[Data tied to figure images]
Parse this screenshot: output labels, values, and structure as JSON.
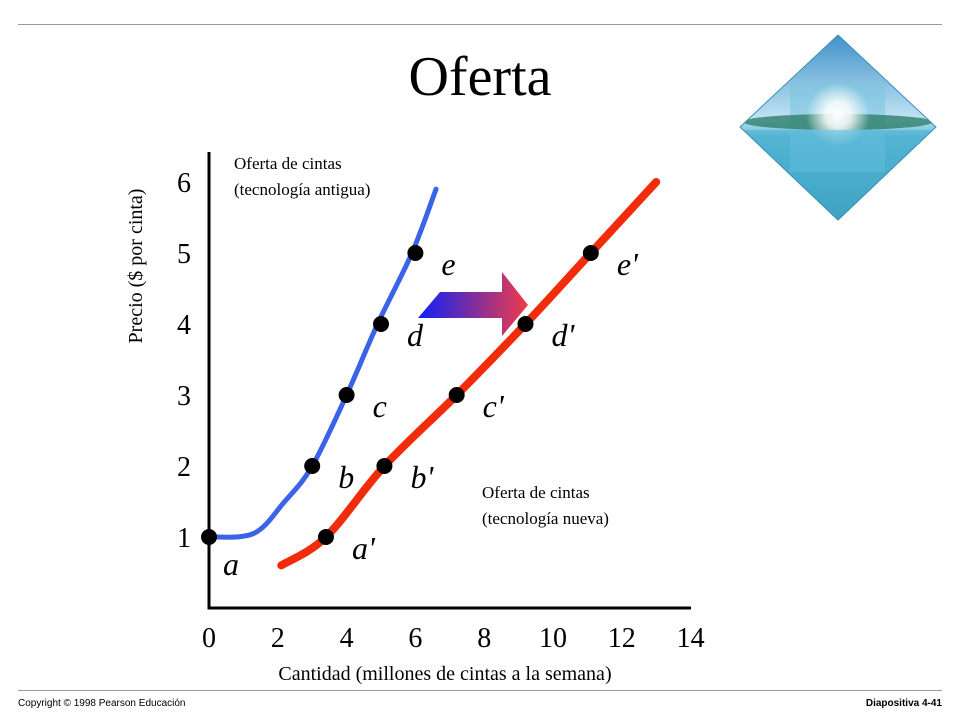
{
  "slide": {
    "title": "Oferta",
    "copyright": "Copyright © 1998 Pearson Educación",
    "slide_number": "Diapositiva 4-41"
  },
  "logo": {
    "name": "tropical-beach-diamond-logo"
  },
  "colors": {
    "old_supply": "#3b63e8",
    "new_supply": "#f22b0a",
    "arrow_start": "#0d22f5",
    "arrow_end": "#f03a4a"
  },
  "chart_data": {
    "type": "line",
    "xlabel": "Cantidad (millones de cintas a la semana)",
    "ylabel": "Precio ($ por cinta)",
    "x_ticks": [
      "0",
      "2",
      "4",
      "6",
      "8",
      "10",
      "12",
      "14"
    ],
    "y_ticks": [
      "1",
      "2",
      "3",
      "4",
      "5",
      "6"
    ],
    "xlim": [
      0,
      14
    ],
    "ylim": [
      0,
      6
    ],
    "series": [
      {
        "name": "Oferta de cintas (tecnología antigua)",
        "label_lines": [
          "Oferta de cintas",
          "(tecnología antigua)"
        ],
        "color": "#3b63e8",
        "curve": [
          [
            0,
            1
          ],
          [
            1.3,
            1.05
          ],
          [
            2.2,
            1.5
          ],
          [
            3.0,
            2.0
          ],
          [
            4.0,
            3.0
          ],
          [
            4.9,
            4.0
          ],
          [
            5.9,
            5.0
          ],
          [
            6.6,
            5.9
          ]
        ],
        "points": [
          {
            "label": "a",
            "x": 0,
            "y": 1
          },
          {
            "label": "b",
            "x": 3,
            "y": 2
          },
          {
            "label": "c",
            "x": 4,
            "y": 3
          },
          {
            "label": "d",
            "x": 5,
            "y": 4
          },
          {
            "label": "e",
            "x": 6,
            "y": 5
          }
        ]
      },
      {
        "name": "Oferta de cintas (tecnología nueva)",
        "label_lines": [
          "Oferta de cintas",
          "(tecnología nueva)"
        ],
        "color": "#f22b0a",
        "curve": [
          [
            2.1,
            0.6
          ],
          [
            3.4,
            1.0
          ],
          [
            5.1,
            2.0
          ],
          [
            7.2,
            3.0
          ],
          [
            9.2,
            4.0
          ],
          [
            11.1,
            5.0
          ],
          [
            13.0,
            6.0
          ]
        ],
        "points": [
          {
            "label": "a'",
            "x": 3.4,
            "y": 1
          },
          {
            "label": "b'",
            "x": 5.1,
            "y": 2
          },
          {
            "label": "c'",
            "x": 7.2,
            "y": 3
          },
          {
            "label": "d'",
            "x": 9.2,
            "y": 4
          },
          {
            "label": "e'",
            "x": 11.1,
            "y": 5
          }
        ]
      }
    ]
  }
}
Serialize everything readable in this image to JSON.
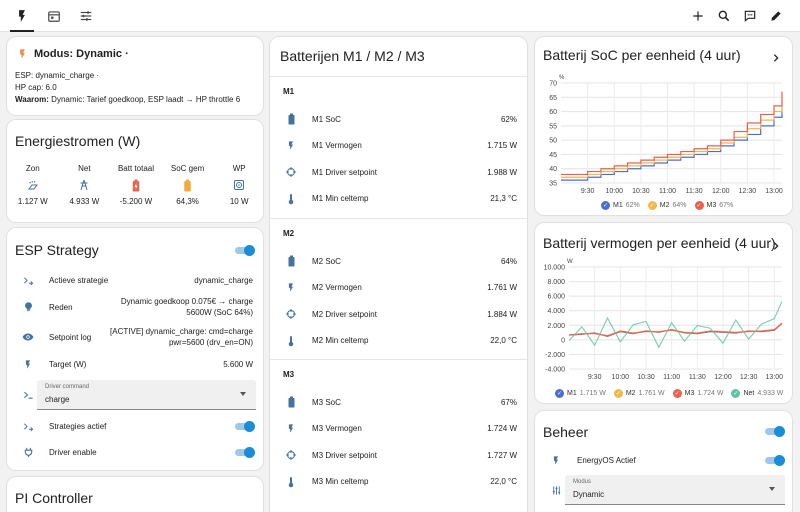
{
  "topbar": {
    "tabs": [
      "energy-tab",
      "calendar-tab",
      "settings-tab"
    ],
    "actions": [
      "plus-icon",
      "search-icon",
      "assist-icon",
      "pencil-icon"
    ]
  },
  "modus": {
    "title": "Modus: Dynamic ·",
    "line1": "ESP: dynamic_charge ·",
    "line2": "HP cap: 6.0",
    "line3_label": "Waarom:",
    "line3_value": " Dynamic: Tarief goedkoop, ESP laadt → HP throttle 6"
  },
  "energy": {
    "title": "Energiestromen (W)",
    "items": [
      {
        "label": "Zon",
        "value": "1.127 W",
        "icon": "solar-icon"
      },
      {
        "label": "Net",
        "value": "4.933 W",
        "icon": "grid-tower-icon"
      },
      {
        "label": "Batt totaal",
        "value": "-5.200 W",
        "icon": "battery-charging-icon"
      },
      {
        "label": "SoC gem",
        "value": "64,3%",
        "icon": "battery-icon"
      },
      {
        "label": "WP",
        "value": "10 W",
        "icon": "heat-pump-icon"
      }
    ]
  },
  "esp": {
    "title": "ESP Strategy",
    "rows": [
      {
        "label": "Actieve strategie",
        "value": "dynamic_charge"
      },
      {
        "label": "Reden",
        "value1": "Dynamic goedkoop 0.075€ → charge",
        "value2": "5600W (SoC 64%)"
      },
      {
        "label": "Setpoint log",
        "value1": "[ACTIVE] dynamic_charge: cmd=charge",
        "value2": "pwr=5600 (drv_en=ON)"
      },
      {
        "label": "Target (W)",
        "value": "5.600 W"
      }
    ],
    "driver_command": {
      "label": "Driver command",
      "value": "charge"
    },
    "strategies_label": "Strategies actief",
    "driver_enable_label": "Driver enable"
  },
  "pi": {
    "title": "PI Controller"
  },
  "batteries": {
    "title": "Batterijen M1 / M2 / M3",
    "groups": [
      {
        "name": "M1",
        "rows": [
          {
            "label": "M1 SoC",
            "value": "62%"
          },
          {
            "label": "M1 Vermogen",
            "value": "1.715 W"
          },
          {
            "label": "M1 Driver setpoint",
            "value": "1.988 W"
          },
          {
            "label": "M1 Min celtemp",
            "value": "21,3 °C"
          }
        ]
      },
      {
        "name": "M2",
        "rows": [
          {
            "label": "M2 SoC",
            "value": "64%"
          },
          {
            "label": "M2 Vermogen",
            "value": "1.761 W"
          },
          {
            "label": "M2 Driver setpoint",
            "value": "1.884 W"
          },
          {
            "label": "M2 Min celtemp",
            "value": "22,0 °C"
          }
        ]
      },
      {
        "name": "M3",
        "rows": [
          {
            "label": "M3 SoC",
            "value": "67%"
          },
          {
            "label": "M3 Vermogen",
            "value": "1.724 W"
          },
          {
            "label": "M3 Driver setpoint",
            "value": "1.727 W"
          },
          {
            "label": "M3 Min celtemp",
            "value": "22,0 °C"
          }
        ]
      }
    ]
  },
  "soc_chart": {
    "title": "Batterij SoC per eenheid (4 uur)",
    "legend": [
      {
        "name": "M1",
        "value": "62%",
        "color": "#4a6fd0"
      },
      {
        "name": "M2",
        "value": "64%",
        "color": "#f2b84b"
      },
      {
        "name": "M3",
        "value": "67%",
        "color": "#e8614f"
      }
    ]
  },
  "power_chart": {
    "title": "Batterij vermogen per eenheid (4 uur)",
    "legend": [
      {
        "name": "M1",
        "value": "1.715 W",
        "color": "#4a6fd0"
      },
      {
        "name": "M2",
        "value": "1.761 W",
        "color": "#f2b84b"
      },
      {
        "name": "M3",
        "value": "1.724 W",
        "color": "#e8614f"
      },
      {
        "name": "Net",
        "value": "4.933 W",
        "color": "#5fc3a3"
      }
    ]
  },
  "beheer": {
    "title": "Beheer",
    "energyos_label": "EnergyOS Actief",
    "modus": {
      "label": "Modus",
      "value": "Dynamic"
    }
  },
  "chart_data": [
    {
      "type": "line",
      "title": "Batterij SoC per eenheid (4 uur)",
      "ylabel": "%",
      "ylim": [
        35,
        70
      ],
      "yticks": [
        "70",
        "65",
        "60",
        "55",
        "50",
        "45",
        "40",
        "35"
      ],
      "xticks": [
        "9:30",
        "10:00",
        "10:30",
        "11:00",
        "11:30",
        "12:00",
        "12:30",
        "13:00"
      ],
      "x": [
        9.0,
        9.25,
        9.5,
        9.75,
        10.0,
        10.25,
        10.5,
        10.75,
        11.0,
        11.25,
        11.5,
        11.75,
        12.0,
        12.25,
        12.5,
        12.75,
        13.0,
        13.15
      ],
      "series": [
        {
          "name": "M1",
          "values": [
            36,
            36,
            37,
            38,
            39,
            40,
            41,
            42,
            43,
            44,
            45,
            46,
            48,
            50,
            52,
            55,
            58,
            62
          ]
        },
        {
          "name": "M2",
          "values": [
            37,
            37,
            38,
            39,
            40,
            41,
            42,
            43,
            44,
            45,
            46,
            47,
            49,
            51,
            54,
            57,
            60,
            64
          ]
        },
        {
          "name": "M3",
          "values": [
            38,
            38,
            39,
            40,
            41,
            42,
            43,
            44,
            45,
            46,
            47,
            48,
            50,
            53,
            56,
            59,
            62,
            67
          ]
        }
      ],
      "legend": "bottom"
    },
    {
      "type": "line",
      "title": "Batterij vermogen per eenheid (4 uur)",
      "ylabel": "W",
      "ylim": [
        -5000,
        10000
      ],
      "yticks": [
        "10.000",
        "8.000",
        "6.000",
        "4.000",
        "2.000",
        "0",
        "-2.000",
        "-4.000"
      ],
      "xticks": [
        "9:30",
        "10:00",
        "10:30",
        "11:00",
        "11:30",
        "12:00",
        "12:30",
        "13:00"
      ],
      "x": [
        9.0,
        9.25,
        9.5,
        9.75,
        10.0,
        10.25,
        10.5,
        10.75,
        11.0,
        11.25,
        11.5,
        11.75,
        12.0,
        12.25,
        12.5,
        12.75,
        13.0,
        13.15
      ],
      "series": [
        {
          "name": "M1",
          "values": [
            0,
            100,
            300,
            -200,
            500,
            200,
            600,
            400,
            800,
            300,
            200,
            500,
            400,
            300,
            600,
            500,
            700,
            1715
          ]
        },
        {
          "name": "M2",
          "values": [
            0,
            200,
            200,
            -100,
            600,
            300,
            500,
            500,
            700,
            400,
            300,
            600,
            500,
            400,
            500,
            600,
            800,
            1761
          ]
        },
        {
          "name": "M3",
          "values": [
            0,
            150,
            250,
            -150,
            550,
            250,
            550,
            450,
            750,
            350,
            250,
            550,
            450,
            350,
            550,
            550,
            750,
            1724
          ]
        },
        {
          "name": "Net",
          "values": [
            -800,
            1200,
            -1500,
            2500,
            -1000,
            1500,
            2000,
            -1800,
            1800,
            -900,
            1400,
            1000,
            -1200,
            2200,
            -600,
            1600,
            2400,
            4933
          ]
        }
      ],
      "legend": "bottom"
    }
  ]
}
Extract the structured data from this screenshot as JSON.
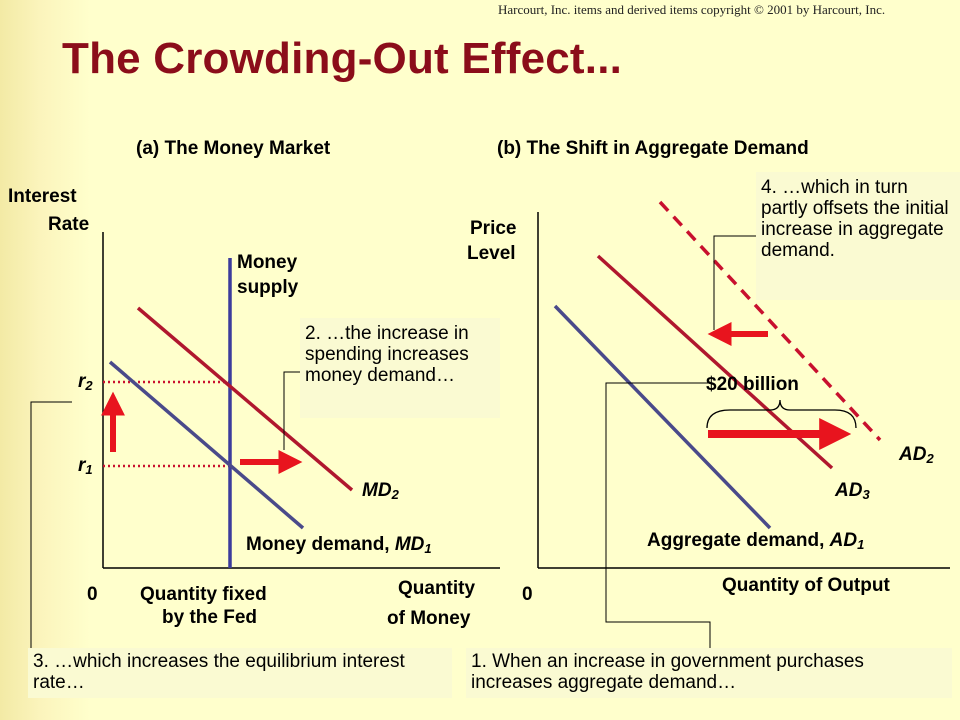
{
  "copyright": "Harcourt, Inc. items and derived items copyright © 2001 by Harcourt, Inc.",
  "title": "The Crowding-Out Effect...",
  "panel_a": {
    "title": "(a) The Money Market",
    "ylabel_1": "Interest",
    "ylabel_2": "Rate",
    "xlabel_1": "Quantity",
    "xlabel_2": "of Money",
    "origin": "0",
    "money_supply_1": "Money",
    "money_supply_2": "supply",
    "quantity_fixed_1": "Quantity fixed",
    "quantity_fixed_2": "by the Fed",
    "md2_main": "MD",
    "md2_sub": "2",
    "md1_main": "Money demand, ",
    "md1_italic": "MD",
    "md1_sub": "1",
    "r2_main": "r",
    "r2_sub": "2",
    "r1_main": "r",
    "r1_sub": "1",
    "note2": "2. …the increase in spending increases money demand…",
    "note3": "3. …which increases the equilibrium interest rate…"
  },
  "panel_b": {
    "title": "(b) The Shift in Aggregate Demand",
    "ylabel_1": "Price",
    "ylabel_2": "Level",
    "xlabel": "Quantity of Output",
    "origin": "0",
    "ad1_main": "Aggregate demand, ",
    "ad1_italic": "AD",
    "ad1_sub": "1",
    "ad2_main": "AD",
    "ad2_sub": "2",
    "ad3_main": "AD",
    "ad3_sub": "3",
    "shift_label": "$20 billion",
    "note1": "1. When an increase in government purchases increases aggregate demand…",
    "note4": "4. …which in turn partly offsets the initial increase in aggregate demand."
  },
  "colors": {
    "title": "#8b0d1a",
    "md1": "#4a4a8a",
    "md2": "#b0172e",
    "money_supply": "#3c3c9c",
    "arrow": "#e8141e",
    "ad1": "#4a4a8a",
    "ad3": "#b0172e",
    "ad2": "#c8102e",
    "dotted": "#c8102e"
  },
  "chart_data": [
    {
      "type": "line",
      "title": "(a) The Money Market",
      "xlabel": "Quantity of Money",
      "ylabel": "Interest Rate",
      "series": [
        {
          "name": "Money demand, MD1"
        },
        {
          "name": "MD2"
        },
        {
          "name": "Money supply"
        }
      ],
      "y_ticks": [
        "r1",
        "r2"
      ],
      "x_ticks": [
        "0",
        "Quantity fixed by the Fed"
      ]
    },
    {
      "type": "line",
      "title": "(b) The Shift in Aggregate Demand",
      "xlabel": "Quantity of Output",
      "ylabel": "Price Level",
      "series": [
        {
          "name": "Aggregate demand, AD1"
        },
        {
          "name": "AD2"
        },
        {
          "name": "AD3"
        }
      ],
      "annotations": [
        "$20 billion"
      ]
    }
  ]
}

* **YOUR GOAL**: Across the preceding material, how many lines contain the word "items"? State the number alone.

* **FINISHED TASK**: 2